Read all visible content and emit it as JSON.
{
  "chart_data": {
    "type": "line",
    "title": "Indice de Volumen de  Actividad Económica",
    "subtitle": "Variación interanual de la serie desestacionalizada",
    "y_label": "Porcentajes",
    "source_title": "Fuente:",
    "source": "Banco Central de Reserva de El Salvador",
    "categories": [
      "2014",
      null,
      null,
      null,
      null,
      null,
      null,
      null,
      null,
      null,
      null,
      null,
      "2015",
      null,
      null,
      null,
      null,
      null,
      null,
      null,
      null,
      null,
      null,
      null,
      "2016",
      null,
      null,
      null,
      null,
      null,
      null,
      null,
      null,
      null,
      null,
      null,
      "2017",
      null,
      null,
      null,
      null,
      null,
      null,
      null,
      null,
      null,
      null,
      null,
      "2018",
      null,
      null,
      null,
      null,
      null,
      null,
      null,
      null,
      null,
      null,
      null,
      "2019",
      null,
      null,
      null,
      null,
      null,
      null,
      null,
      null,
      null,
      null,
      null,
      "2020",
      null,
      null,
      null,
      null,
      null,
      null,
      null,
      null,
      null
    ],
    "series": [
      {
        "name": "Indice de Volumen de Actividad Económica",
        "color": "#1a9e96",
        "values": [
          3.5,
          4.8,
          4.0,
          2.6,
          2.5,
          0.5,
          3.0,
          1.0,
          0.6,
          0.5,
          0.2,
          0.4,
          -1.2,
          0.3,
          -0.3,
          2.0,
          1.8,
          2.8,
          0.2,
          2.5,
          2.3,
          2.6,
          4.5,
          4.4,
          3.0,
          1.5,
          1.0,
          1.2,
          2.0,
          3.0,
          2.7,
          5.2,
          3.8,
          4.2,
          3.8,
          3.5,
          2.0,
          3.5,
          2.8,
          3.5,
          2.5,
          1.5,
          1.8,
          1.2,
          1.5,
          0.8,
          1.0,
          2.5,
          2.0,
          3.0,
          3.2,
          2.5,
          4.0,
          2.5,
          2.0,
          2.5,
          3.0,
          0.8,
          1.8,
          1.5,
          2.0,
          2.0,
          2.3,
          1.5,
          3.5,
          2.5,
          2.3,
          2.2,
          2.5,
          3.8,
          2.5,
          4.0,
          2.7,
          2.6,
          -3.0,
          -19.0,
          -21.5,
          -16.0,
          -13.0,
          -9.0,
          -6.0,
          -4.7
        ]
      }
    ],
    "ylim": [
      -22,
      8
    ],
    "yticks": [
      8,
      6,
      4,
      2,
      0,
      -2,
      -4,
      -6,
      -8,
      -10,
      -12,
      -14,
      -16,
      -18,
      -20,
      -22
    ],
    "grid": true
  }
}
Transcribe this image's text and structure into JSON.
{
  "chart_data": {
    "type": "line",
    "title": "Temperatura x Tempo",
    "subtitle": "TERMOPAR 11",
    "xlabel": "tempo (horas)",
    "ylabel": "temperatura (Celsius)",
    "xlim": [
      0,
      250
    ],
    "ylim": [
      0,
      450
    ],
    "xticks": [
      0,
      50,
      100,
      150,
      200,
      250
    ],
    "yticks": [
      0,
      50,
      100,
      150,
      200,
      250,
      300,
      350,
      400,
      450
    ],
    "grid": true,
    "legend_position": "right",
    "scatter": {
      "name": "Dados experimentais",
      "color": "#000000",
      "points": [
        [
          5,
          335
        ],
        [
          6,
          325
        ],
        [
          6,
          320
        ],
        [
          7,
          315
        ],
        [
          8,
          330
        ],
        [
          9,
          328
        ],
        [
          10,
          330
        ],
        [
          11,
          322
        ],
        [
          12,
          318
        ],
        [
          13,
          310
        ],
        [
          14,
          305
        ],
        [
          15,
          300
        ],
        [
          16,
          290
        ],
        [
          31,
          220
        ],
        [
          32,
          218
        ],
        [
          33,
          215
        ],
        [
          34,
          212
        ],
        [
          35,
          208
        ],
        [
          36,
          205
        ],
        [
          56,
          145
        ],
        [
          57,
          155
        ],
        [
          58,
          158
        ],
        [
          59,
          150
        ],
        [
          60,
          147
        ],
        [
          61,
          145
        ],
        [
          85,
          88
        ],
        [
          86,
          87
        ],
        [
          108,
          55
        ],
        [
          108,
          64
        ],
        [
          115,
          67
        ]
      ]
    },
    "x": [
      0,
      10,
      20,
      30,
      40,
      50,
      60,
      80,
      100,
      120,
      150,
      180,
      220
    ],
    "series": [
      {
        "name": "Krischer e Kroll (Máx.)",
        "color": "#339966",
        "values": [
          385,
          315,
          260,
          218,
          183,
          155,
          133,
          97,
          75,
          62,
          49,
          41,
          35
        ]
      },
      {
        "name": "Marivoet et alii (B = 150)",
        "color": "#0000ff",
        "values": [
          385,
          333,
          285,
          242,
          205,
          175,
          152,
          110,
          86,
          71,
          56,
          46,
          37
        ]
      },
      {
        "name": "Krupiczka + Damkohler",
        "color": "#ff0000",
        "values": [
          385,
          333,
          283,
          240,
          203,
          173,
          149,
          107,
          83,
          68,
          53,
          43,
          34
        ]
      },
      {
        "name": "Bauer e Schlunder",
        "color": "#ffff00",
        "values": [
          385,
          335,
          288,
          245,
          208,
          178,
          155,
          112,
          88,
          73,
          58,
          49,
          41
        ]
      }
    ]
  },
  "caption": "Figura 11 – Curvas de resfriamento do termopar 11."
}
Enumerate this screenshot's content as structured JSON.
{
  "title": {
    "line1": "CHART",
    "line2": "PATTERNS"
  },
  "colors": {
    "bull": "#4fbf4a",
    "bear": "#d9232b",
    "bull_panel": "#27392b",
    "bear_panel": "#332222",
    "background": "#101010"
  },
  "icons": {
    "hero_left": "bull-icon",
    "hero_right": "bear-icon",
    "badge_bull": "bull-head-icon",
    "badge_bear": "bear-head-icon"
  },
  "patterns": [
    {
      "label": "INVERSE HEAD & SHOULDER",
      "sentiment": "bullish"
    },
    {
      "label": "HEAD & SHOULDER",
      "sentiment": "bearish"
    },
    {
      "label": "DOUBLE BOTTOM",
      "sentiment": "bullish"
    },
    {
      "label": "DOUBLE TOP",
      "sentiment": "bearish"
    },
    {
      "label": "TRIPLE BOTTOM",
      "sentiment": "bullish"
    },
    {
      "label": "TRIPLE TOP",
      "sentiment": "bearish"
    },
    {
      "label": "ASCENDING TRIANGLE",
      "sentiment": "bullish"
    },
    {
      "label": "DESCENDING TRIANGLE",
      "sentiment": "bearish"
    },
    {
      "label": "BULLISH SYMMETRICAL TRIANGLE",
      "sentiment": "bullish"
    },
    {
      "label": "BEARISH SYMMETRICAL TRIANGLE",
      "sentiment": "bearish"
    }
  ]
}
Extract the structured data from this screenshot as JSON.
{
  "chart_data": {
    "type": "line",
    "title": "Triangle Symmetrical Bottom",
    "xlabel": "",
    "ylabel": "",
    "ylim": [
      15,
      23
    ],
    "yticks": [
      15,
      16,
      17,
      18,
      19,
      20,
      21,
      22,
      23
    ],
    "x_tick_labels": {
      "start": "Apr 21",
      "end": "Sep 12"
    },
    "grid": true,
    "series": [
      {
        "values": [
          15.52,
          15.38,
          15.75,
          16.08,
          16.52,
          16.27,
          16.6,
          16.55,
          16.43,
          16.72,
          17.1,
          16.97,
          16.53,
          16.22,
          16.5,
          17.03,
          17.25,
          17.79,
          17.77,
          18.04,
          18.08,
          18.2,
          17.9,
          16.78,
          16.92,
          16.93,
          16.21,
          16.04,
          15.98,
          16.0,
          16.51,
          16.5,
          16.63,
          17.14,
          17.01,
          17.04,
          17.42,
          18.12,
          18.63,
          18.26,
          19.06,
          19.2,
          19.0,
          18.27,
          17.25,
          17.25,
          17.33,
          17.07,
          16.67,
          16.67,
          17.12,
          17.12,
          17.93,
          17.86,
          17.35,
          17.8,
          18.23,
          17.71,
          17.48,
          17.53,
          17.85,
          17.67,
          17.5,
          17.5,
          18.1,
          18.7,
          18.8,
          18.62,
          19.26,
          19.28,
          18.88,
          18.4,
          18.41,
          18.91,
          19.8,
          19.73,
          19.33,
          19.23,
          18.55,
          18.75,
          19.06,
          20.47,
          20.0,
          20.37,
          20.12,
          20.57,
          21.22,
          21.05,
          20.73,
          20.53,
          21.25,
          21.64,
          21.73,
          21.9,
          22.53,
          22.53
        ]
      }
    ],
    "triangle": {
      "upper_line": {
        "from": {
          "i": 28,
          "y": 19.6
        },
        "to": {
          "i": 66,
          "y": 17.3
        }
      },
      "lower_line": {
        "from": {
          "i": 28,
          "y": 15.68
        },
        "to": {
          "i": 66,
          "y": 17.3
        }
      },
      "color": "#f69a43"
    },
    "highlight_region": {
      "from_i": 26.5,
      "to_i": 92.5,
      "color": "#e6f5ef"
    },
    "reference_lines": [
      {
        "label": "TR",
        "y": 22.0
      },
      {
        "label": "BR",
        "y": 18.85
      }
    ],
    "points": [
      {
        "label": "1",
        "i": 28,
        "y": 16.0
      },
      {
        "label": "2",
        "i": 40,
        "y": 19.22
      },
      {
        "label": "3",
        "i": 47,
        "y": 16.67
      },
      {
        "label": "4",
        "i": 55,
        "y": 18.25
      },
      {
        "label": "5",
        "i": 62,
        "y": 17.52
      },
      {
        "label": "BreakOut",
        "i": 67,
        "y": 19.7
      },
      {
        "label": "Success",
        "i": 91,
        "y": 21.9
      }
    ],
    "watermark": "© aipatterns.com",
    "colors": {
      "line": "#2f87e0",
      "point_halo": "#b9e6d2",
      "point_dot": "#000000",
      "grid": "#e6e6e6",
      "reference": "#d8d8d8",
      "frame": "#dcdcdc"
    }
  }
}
○ ○ ○ ○
Tally the lines of the listing in which the word "screenshot" occurs, and state the total alone.

2